Recorded information –
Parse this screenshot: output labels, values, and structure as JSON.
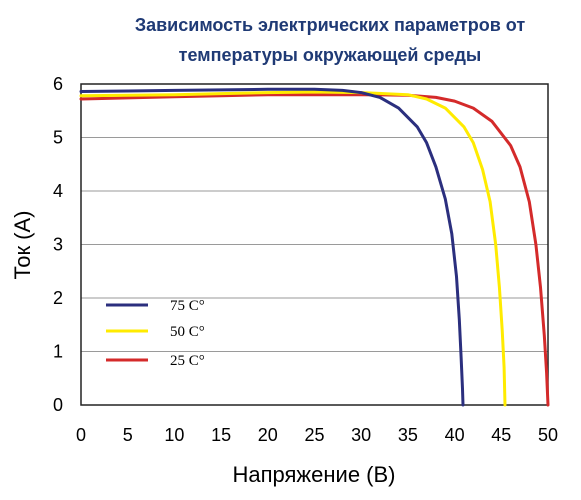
{
  "chart_data": {
    "type": "line",
    "title_line1": "Зависимость электрических параметров от",
    "title_line2": "температуры окружающей среды",
    "xlabel": "Напряжение (В)",
    "ylabel": "Ток (А)",
    "xlim": [
      0,
      50
    ],
    "ylim": [
      0,
      6
    ],
    "xticks": [
      "0",
      "5",
      "10",
      "15",
      "20",
      "25",
      "30",
      "35",
      "40",
      "45",
      "50"
    ],
    "yticks": [
      "0",
      "1",
      "2",
      "3",
      "4",
      "5",
      "6"
    ],
    "grid": "horizontal",
    "legend_position": "lower-left",
    "series": [
      {
        "name": "75 C°",
        "color": "#2b2f7e",
        "points": [
          [
            0,
            5.86
          ],
          [
            5,
            5.87
          ],
          [
            10,
            5.88
          ],
          [
            15,
            5.89
          ],
          [
            20,
            5.9
          ],
          [
            25,
            5.9
          ],
          [
            28,
            5.88
          ],
          [
            30,
            5.84
          ],
          [
            32,
            5.75
          ],
          [
            34,
            5.55
          ],
          [
            36,
            5.2
          ],
          [
            37,
            4.9
          ],
          [
            38,
            4.45
          ],
          [
            39,
            3.85
          ],
          [
            39.7,
            3.2
          ],
          [
            40.2,
            2.4
          ],
          [
            40.5,
            1.6
          ],
          [
            40.7,
            0.9
          ],
          [
            40.85,
            0.3
          ],
          [
            40.9,
            0
          ]
        ]
      },
      {
        "name": "50 C°",
        "color": "#ffeb00",
        "points": [
          [
            0,
            5.78
          ],
          [
            5,
            5.79
          ],
          [
            10,
            5.8
          ],
          [
            15,
            5.82
          ],
          [
            20,
            5.84
          ],
          [
            25,
            5.85
          ],
          [
            30,
            5.84
          ],
          [
            35,
            5.8
          ],
          [
            37,
            5.72
          ],
          [
            39,
            5.55
          ],
          [
            41,
            5.2
          ],
          [
            42,
            4.9
          ],
          [
            43,
            4.4
          ],
          [
            43.8,
            3.8
          ],
          [
            44.4,
            3.0
          ],
          [
            44.8,
            2.2
          ],
          [
            45.1,
            1.4
          ],
          [
            45.3,
            0.7
          ],
          [
            45.4,
            0
          ]
        ]
      },
      {
        "name": "25 C°",
        "color": "#d42a2a",
        "points": [
          [
            0,
            5.72
          ],
          [
            5,
            5.74
          ],
          [
            10,
            5.76
          ],
          [
            15,
            5.78
          ],
          [
            20,
            5.8
          ],
          [
            25,
            5.8
          ],
          [
            30,
            5.8
          ],
          [
            35,
            5.79
          ],
          [
            38,
            5.75
          ],
          [
            40,
            5.68
          ],
          [
            42,
            5.55
          ],
          [
            44,
            5.3
          ],
          [
            46,
            4.85
          ],
          [
            47,
            4.45
          ],
          [
            48,
            3.8
          ],
          [
            48.7,
            3.0
          ],
          [
            49.2,
            2.2
          ],
          [
            49.6,
            1.3
          ],
          [
            49.85,
            0.6
          ],
          [
            50,
            0
          ]
        ]
      }
    ]
  }
}
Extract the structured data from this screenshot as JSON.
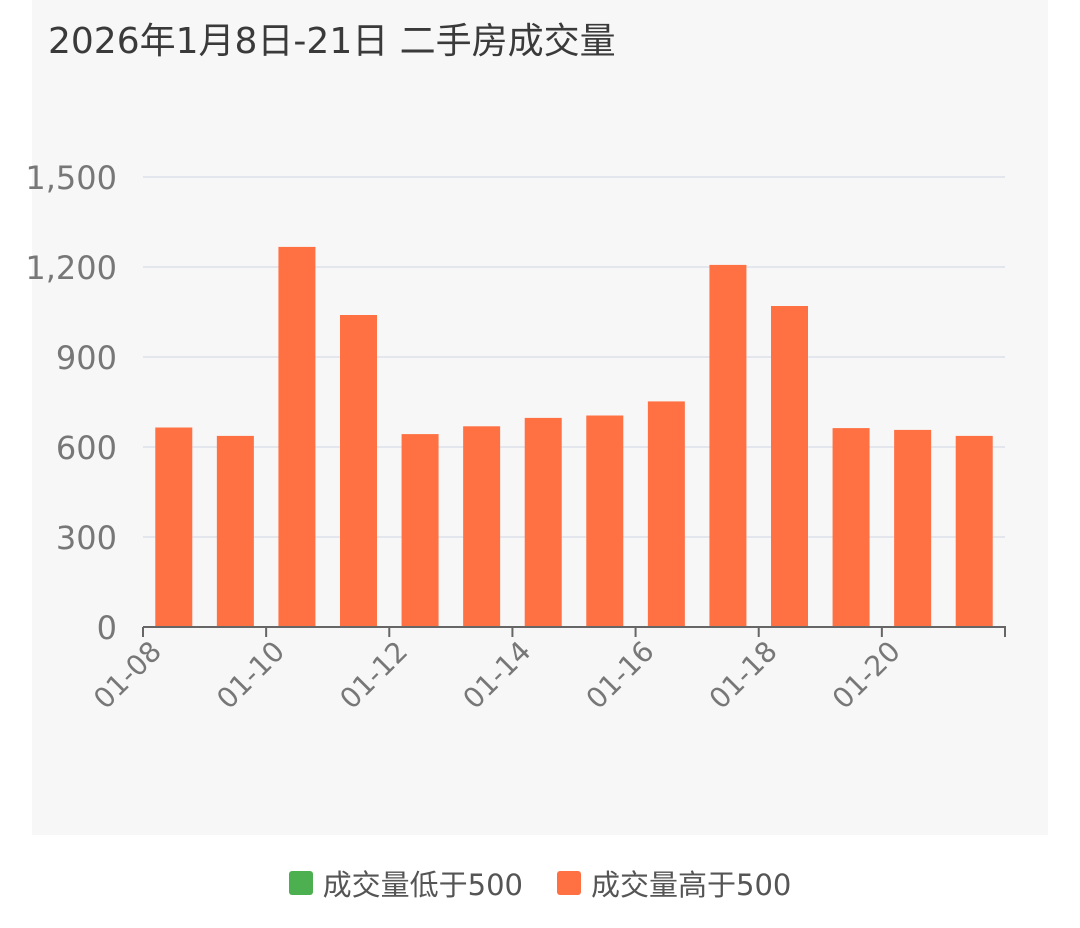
{
  "colors": {
    "below_500": "#4caf50",
    "above_500": "#ff7043",
    "grid": "#e3e6ec",
    "axis": "#666666",
    "tick_text": "#777777",
    "title_text": "#3a3a3a"
  },
  "chart_data": {
    "type": "bar",
    "title": "2026年1月8日-21日 二手房成交量",
    "xlabel": "",
    "ylabel": "",
    "categories": [
      "01-08",
      "01-09",
      "01-10",
      "01-11",
      "01-12",
      "01-13",
      "01-14",
      "01-15",
      "01-16",
      "01-17",
      "01-18",
      "01-19",
      "01-20",
      "01-21"
    ],
    "x_tick_labels": [
      "01-08",
      "01-10",
      "01-12",
      "01-14",
      "01-16",
      "01-18",
      "01-20"
    ],
    "values": [
      665,
      637,
      1267,
      1040,
      643,
      669,
      697,
      705,
      752,
      1207,
      1070,
      663,
      657,
      637
    ],
    "ylim": [
      0,
      1500
    ],
    "y_ticks": [
      0,
      300,
      600,
      900,
      1200,
      1500
    ],
    "y_tick_labels": [
      "0",
      "300",
      "600",
      "900",
      "1,200",
      "1,500"
    ],
    "threshold": 500,
    "grid": "horizontal",
    "legend_position": "bottom-center",
    "legend": [
      {
        "label": "成交量低于500",
        "color": "#4caf50"
      },
      {
        "label": "成交量高于500",
        "color": "#ff7043"
      }
    ]
  }
}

Short task –
In the listing, find all lines with the string "this" and copy them.

In response –
Parse this screenshot: output labels, values, and structure as JSON.
Extract the structured data from this screenshot as JSON.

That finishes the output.